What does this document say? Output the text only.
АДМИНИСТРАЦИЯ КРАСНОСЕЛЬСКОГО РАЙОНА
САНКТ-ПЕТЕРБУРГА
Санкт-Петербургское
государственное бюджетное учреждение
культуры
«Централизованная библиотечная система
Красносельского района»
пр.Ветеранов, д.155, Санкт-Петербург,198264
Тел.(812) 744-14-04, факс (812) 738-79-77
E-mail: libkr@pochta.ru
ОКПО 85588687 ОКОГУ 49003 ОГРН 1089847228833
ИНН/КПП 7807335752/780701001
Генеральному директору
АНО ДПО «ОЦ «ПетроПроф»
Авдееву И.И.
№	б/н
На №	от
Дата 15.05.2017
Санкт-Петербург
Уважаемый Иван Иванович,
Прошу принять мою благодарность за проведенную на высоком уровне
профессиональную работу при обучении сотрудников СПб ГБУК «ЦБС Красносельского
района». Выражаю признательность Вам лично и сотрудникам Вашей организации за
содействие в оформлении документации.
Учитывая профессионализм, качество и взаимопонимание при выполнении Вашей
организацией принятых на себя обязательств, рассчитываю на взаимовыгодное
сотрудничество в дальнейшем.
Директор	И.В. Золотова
==
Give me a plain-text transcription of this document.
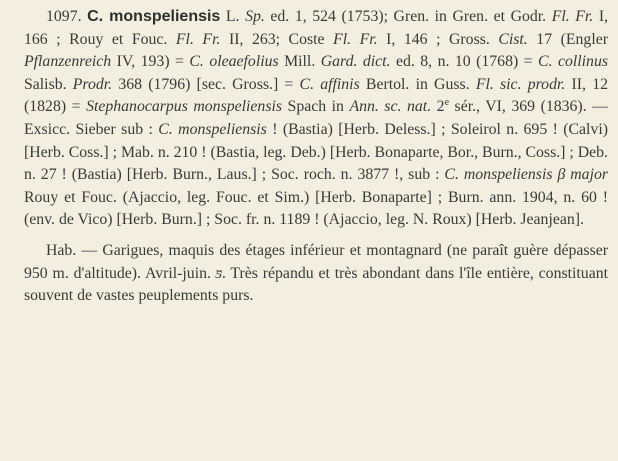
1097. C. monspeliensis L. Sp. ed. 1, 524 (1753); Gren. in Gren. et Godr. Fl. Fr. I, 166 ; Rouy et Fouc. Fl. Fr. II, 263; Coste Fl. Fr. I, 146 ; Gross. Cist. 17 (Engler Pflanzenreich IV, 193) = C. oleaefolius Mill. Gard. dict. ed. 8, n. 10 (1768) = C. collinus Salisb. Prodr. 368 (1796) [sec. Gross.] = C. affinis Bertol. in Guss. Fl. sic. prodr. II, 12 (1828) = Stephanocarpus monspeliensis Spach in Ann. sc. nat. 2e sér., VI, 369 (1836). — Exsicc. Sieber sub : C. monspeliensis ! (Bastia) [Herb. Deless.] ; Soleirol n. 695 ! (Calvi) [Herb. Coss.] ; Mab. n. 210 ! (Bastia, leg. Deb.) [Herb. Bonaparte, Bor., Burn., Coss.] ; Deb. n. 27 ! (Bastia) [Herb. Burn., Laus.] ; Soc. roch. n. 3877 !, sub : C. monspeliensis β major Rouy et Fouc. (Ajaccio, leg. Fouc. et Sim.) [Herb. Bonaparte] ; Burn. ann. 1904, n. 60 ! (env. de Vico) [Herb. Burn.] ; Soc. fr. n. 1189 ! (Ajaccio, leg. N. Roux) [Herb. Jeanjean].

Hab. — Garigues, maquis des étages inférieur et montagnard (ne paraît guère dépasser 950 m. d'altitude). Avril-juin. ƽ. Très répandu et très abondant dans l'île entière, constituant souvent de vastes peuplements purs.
==
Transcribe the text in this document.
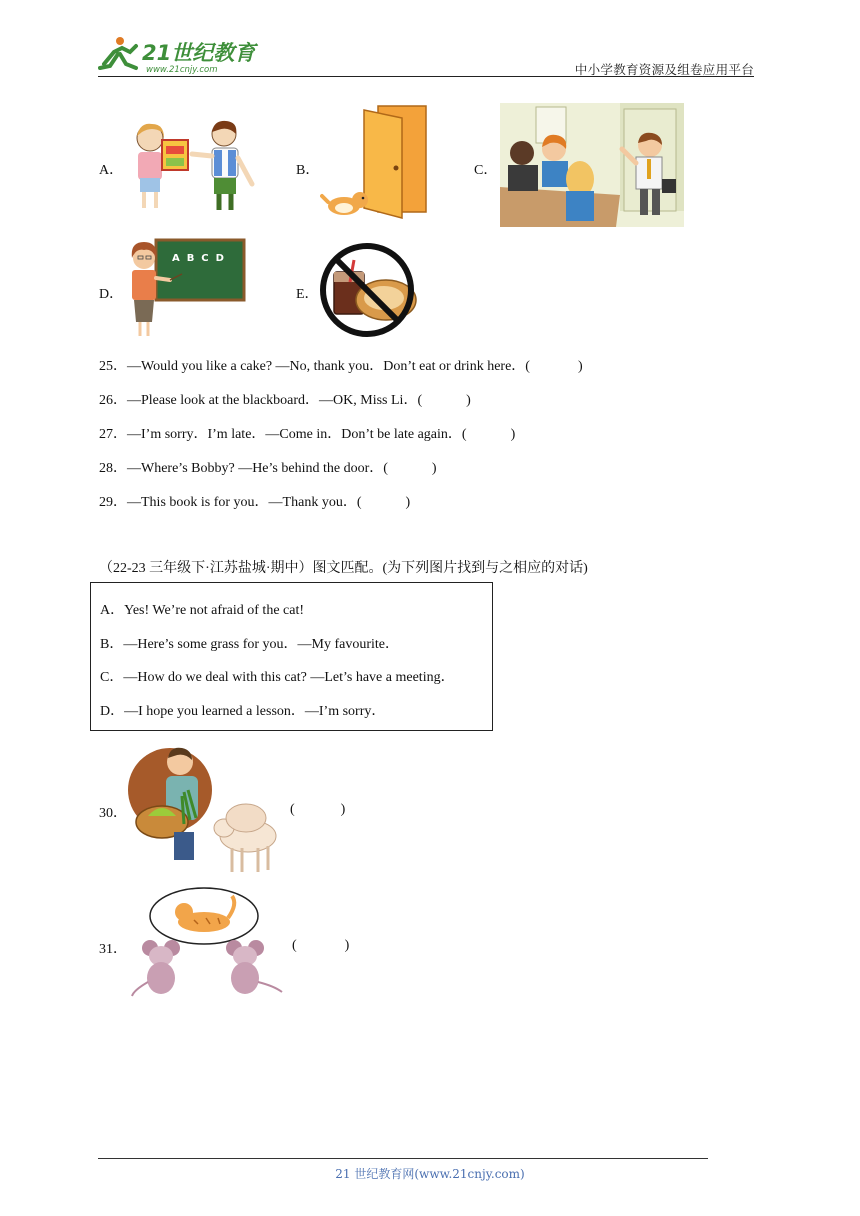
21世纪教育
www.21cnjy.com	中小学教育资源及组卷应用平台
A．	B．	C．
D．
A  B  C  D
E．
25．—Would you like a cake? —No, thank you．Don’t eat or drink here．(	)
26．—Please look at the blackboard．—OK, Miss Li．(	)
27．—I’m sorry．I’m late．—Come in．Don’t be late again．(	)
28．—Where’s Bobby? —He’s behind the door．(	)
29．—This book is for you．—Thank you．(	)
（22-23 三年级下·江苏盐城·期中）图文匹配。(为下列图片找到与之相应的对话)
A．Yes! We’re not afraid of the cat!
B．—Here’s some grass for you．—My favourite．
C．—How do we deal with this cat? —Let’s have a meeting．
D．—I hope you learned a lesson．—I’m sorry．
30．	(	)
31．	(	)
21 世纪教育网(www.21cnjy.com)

* _What you will do_: From the entries above, collect every line with the string "text" in it.

* _Solution below_:
What does this document say? Output the text only.
Give me a plain-text transcription of this document.
Transcribe the text in this document.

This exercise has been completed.